Your instructions ->
Below are some entries. Copy each line that holds the string "Hook".

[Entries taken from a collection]
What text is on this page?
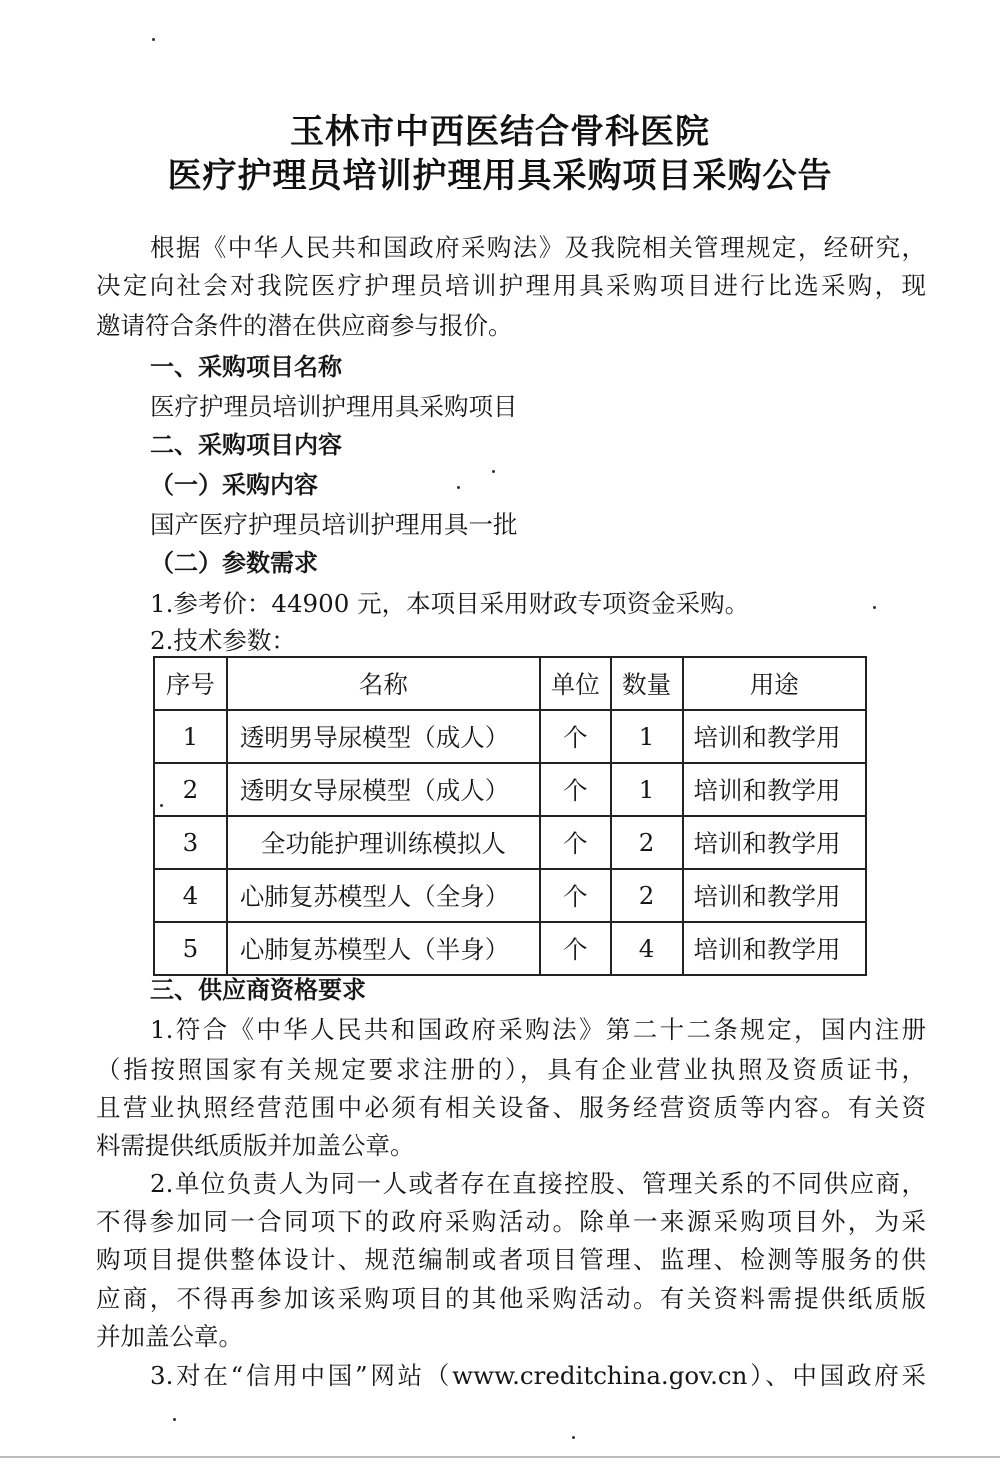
玉林市中西医结合骨科医院
医疗护理员培训护理用具采购项目采购公告
根据《中华人民共和国政府采购法》及我院相关管理规定，经研究，
决定向社会对我院医疗护理员培训护理用具采购项目进行比选采购，现
邀请符合条件的潜在供应商参与报价。
一、采购项目名称
医疗护理员培训护理用具采购项目
二、采购项目内容
（一）采购内容
国产医疗护理员培训护理用具一批
（二）参数需求
1.参考价：44900 元，本项目采用财政专项资金采购。
2.技术参数：
序号	名称	单位	数量	用途
1	透明男导尿模型（成人）	个	1	培训和教学用
2	透明女导尿模型（成人）	个	1	培训和教学用
3	全功能护理训练模拟人	个	2	培训和教学用
4	心肺复苏模型人（全身）	个	2	培训和教学用
5	心肺复苏模型人（半身）	个	4	培训和教学用
三、供应商资格要求
1.符合《中华人民共和国政府采购法》第二十二条规定，国内注册
（指按照国家有关规定要求注册的），具有企业营业执照及资质证书，
且营业执照经营范围中必须有相关设备、服务经营资质等内容。有关资
料需提供纸质版并加盖公章。
2.单位负责人为同一人或者存在直接控股、管理关系的不同供应商，
不得参加同一合同项下的政府采购活动。除单一来源采购项目外，为采
购项目提供整体设计、规范编制或者项目管理、监理、检测等服务的供
应商，不得再参加该采购项目的其他采购活动。有关资料需提供纸质版
并加盖公章。
3.对在“信用中国”网站（www.creditchina.gov.cn）、中国政府采
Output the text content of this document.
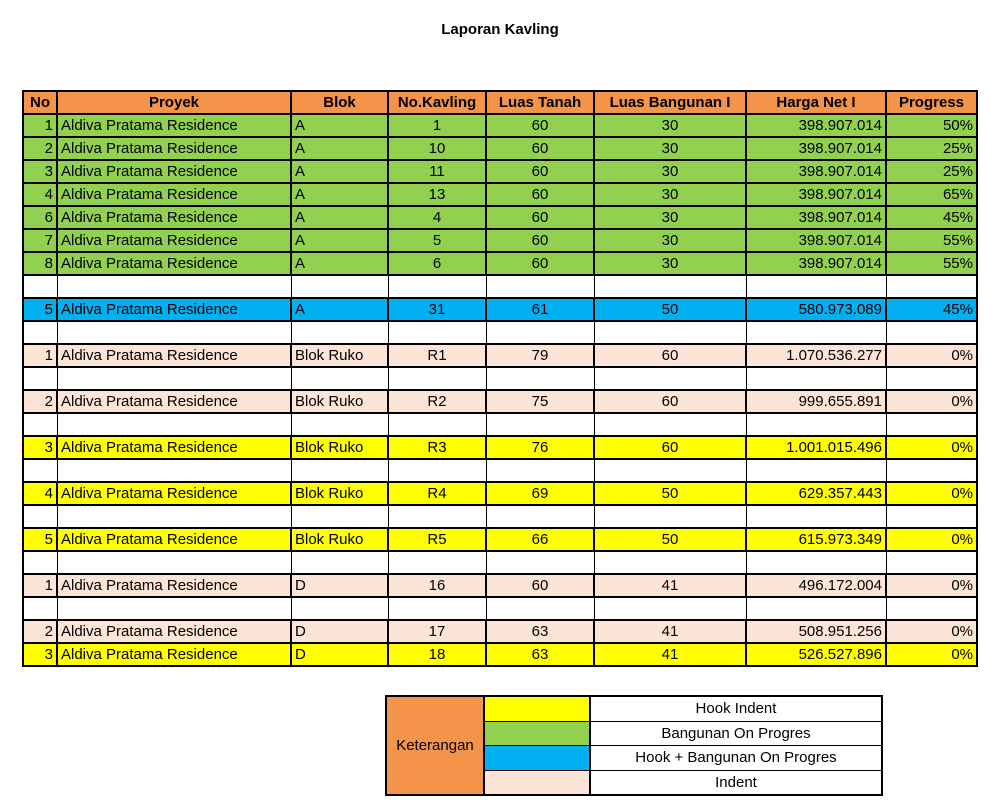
Laporan Kavling
No	Proyek	Blok	No.Kavling	Luas Tanah	Luas Bangunan I	Harga Net I	Progress
1	Aldiva Pratama Residence	A	1	60	30	398.907.014	50%
2	Aldiva Pratama Residence	A	10	60	30	398.907.014	25%
3	Aldiva Pratama Residence	A	11	60	30	398.907.014	25%
4	Aldiva Pratama Residence	A	13	60	30	398.907.014	65%
6	Aldiva Pratama Residence	A	4	60	30	398.907.014	45%
7	Aldiva Pratama Residence	A	5	60	30	398.907.014	55%
8	Aldiva Pratama Residence	A	6	60	30	398.907.014	55%

5	Aldiva Pratama Residence	A	31	61	50	580.973.089	45%

1	Aldiva Pratama Residence	Blok Ruko	R1	79	60	1.070.536.277	0%

2	Aldiva Pratama Residence	Blok Ruko	R2	75	60	999.655.891	0%

3	Aldiva Pratama Residence	Blok Ruko	R3	76	60	1.001.015.496	0%

4	Aldiva Pratama Residence	Blok Ruko	R4	69	50	629.357.443	0%

5	Aldiva Pratama Residence	Blok Ruko	R5	66	50	615.973.349	0%

1	Aldiva Pratama Residence	D	16	60	41	496.172.004	0%

2	Aldiva Pratama Residence	D	17	63	41	508.951.256	0%
3	Aldiva Pratama Residence	D	18	63	41	526.527.896	0%
Keterangan
Hook Indent
Bangunan On Progres
Hook + Bangunan On Progres
Indent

Task output ->
Hook Indent
Hook + Bangunan On Progres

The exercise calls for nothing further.